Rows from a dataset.
----

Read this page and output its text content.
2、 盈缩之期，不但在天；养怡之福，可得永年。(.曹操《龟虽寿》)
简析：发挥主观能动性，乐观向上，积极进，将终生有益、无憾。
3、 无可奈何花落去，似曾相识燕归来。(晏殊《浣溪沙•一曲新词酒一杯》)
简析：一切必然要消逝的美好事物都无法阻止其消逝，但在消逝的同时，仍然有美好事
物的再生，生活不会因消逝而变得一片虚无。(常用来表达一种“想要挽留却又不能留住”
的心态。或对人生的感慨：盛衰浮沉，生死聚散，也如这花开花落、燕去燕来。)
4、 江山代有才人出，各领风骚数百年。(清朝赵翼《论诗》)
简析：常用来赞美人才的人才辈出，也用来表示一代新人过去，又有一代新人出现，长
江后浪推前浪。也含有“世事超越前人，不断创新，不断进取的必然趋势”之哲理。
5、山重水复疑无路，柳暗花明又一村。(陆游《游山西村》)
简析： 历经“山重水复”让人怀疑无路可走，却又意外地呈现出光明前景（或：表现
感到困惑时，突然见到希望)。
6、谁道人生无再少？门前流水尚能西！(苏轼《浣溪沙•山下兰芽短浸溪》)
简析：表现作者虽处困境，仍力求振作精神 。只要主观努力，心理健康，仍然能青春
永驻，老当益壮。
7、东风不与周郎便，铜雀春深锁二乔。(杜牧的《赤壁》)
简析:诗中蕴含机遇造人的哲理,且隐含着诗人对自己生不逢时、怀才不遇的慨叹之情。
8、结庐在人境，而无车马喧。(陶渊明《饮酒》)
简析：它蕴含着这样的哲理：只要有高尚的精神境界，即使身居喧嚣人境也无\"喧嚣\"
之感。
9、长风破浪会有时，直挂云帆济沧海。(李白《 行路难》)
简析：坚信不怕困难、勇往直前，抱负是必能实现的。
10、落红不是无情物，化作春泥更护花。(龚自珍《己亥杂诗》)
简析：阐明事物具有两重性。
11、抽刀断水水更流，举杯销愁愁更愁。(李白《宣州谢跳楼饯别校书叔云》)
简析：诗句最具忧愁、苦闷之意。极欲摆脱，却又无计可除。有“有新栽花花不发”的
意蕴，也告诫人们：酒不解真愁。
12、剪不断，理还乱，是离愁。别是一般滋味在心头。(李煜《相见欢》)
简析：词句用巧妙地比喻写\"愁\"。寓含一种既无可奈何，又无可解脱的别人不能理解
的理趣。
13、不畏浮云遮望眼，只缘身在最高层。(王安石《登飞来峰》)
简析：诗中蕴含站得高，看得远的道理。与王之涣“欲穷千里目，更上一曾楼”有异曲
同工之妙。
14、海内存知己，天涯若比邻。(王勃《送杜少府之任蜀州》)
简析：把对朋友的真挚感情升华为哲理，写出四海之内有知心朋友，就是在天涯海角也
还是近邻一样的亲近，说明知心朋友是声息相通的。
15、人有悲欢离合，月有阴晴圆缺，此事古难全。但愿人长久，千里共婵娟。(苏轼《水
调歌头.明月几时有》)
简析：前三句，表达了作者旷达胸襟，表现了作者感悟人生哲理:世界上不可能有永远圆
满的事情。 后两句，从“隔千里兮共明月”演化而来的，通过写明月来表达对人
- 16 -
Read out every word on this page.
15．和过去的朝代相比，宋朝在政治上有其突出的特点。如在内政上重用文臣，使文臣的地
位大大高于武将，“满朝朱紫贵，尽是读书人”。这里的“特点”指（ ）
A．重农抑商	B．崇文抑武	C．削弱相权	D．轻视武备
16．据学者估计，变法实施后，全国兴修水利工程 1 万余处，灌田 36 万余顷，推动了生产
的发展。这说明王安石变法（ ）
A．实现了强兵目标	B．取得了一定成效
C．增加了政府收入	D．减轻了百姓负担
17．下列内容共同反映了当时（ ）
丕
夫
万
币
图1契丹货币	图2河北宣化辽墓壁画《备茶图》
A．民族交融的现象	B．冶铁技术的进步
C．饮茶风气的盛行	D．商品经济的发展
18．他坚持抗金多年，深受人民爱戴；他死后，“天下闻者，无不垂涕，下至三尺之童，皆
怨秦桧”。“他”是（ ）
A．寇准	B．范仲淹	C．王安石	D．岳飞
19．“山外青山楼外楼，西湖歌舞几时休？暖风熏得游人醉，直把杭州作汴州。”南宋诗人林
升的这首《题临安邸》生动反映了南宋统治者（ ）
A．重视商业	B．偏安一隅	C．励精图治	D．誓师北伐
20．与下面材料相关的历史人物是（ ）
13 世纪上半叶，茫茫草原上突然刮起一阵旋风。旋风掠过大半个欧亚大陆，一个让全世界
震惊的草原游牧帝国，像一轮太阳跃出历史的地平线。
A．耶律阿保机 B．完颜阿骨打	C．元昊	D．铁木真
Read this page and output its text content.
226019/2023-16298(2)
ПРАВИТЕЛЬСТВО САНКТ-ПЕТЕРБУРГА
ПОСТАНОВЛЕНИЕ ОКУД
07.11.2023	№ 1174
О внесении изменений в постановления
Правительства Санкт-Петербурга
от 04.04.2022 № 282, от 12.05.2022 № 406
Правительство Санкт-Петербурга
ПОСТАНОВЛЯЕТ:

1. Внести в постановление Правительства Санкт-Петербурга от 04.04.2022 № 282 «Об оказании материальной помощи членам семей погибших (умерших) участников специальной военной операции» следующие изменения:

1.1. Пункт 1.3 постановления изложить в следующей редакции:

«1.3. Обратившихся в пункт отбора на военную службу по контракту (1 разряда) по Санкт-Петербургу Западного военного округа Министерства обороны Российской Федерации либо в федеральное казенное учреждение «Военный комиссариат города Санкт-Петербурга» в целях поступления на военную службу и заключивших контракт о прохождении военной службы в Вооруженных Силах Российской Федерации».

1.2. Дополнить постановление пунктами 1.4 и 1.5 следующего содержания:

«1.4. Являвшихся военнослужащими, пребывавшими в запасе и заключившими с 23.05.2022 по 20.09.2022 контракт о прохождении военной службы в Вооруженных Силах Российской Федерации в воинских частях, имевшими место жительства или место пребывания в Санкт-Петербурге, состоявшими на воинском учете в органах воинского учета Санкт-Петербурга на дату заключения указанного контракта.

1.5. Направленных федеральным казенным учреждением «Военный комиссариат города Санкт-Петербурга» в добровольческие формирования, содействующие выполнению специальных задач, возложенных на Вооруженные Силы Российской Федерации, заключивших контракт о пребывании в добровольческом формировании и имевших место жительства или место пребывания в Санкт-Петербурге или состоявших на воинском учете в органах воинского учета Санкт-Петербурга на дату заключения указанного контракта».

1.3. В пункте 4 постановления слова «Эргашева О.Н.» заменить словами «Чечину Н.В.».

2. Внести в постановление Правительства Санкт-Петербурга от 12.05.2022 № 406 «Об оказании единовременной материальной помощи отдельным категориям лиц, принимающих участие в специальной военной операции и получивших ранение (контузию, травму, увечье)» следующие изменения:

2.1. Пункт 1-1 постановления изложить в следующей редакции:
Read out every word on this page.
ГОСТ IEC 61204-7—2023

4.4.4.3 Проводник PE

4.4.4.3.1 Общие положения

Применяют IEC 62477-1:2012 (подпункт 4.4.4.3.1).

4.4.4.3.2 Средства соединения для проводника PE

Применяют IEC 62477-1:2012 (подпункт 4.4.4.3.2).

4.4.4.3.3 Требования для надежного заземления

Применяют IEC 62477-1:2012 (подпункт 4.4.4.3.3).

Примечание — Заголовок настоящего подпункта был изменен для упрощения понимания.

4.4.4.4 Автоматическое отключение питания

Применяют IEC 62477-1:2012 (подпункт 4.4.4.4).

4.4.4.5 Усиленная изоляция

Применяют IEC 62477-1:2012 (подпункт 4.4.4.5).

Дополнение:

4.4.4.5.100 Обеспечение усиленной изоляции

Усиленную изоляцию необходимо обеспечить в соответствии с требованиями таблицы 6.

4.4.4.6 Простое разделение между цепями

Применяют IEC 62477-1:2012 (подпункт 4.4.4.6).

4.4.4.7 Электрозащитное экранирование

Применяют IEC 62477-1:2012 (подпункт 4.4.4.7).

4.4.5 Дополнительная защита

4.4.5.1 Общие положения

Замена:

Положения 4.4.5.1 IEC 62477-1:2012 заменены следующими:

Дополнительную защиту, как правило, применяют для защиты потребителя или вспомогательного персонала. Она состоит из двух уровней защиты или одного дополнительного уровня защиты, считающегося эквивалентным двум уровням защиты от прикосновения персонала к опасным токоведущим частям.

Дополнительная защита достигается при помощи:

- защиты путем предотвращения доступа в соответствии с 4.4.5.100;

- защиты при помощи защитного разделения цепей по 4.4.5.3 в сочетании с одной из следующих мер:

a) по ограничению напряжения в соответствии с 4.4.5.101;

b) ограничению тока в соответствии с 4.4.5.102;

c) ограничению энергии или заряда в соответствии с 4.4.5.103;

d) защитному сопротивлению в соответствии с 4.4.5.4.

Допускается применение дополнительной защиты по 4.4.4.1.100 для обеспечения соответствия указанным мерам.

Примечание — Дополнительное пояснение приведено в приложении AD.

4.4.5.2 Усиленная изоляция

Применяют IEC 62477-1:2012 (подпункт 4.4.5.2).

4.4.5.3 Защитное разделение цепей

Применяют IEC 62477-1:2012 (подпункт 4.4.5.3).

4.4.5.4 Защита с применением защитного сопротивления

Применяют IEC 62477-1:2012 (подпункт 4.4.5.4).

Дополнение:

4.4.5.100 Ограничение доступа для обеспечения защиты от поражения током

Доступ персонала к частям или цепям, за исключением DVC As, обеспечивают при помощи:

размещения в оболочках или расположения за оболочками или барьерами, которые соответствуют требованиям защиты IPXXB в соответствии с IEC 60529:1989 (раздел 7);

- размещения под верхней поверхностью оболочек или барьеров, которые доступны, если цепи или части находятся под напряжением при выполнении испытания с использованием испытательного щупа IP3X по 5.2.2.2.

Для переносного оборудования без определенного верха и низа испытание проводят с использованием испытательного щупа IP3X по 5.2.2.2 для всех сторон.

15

----

AIM OF THE TASK.
Check each line of the data above for the word "специальной" and say how many lines have it. Give the number alone.

WRITTEN SOLUTION.
2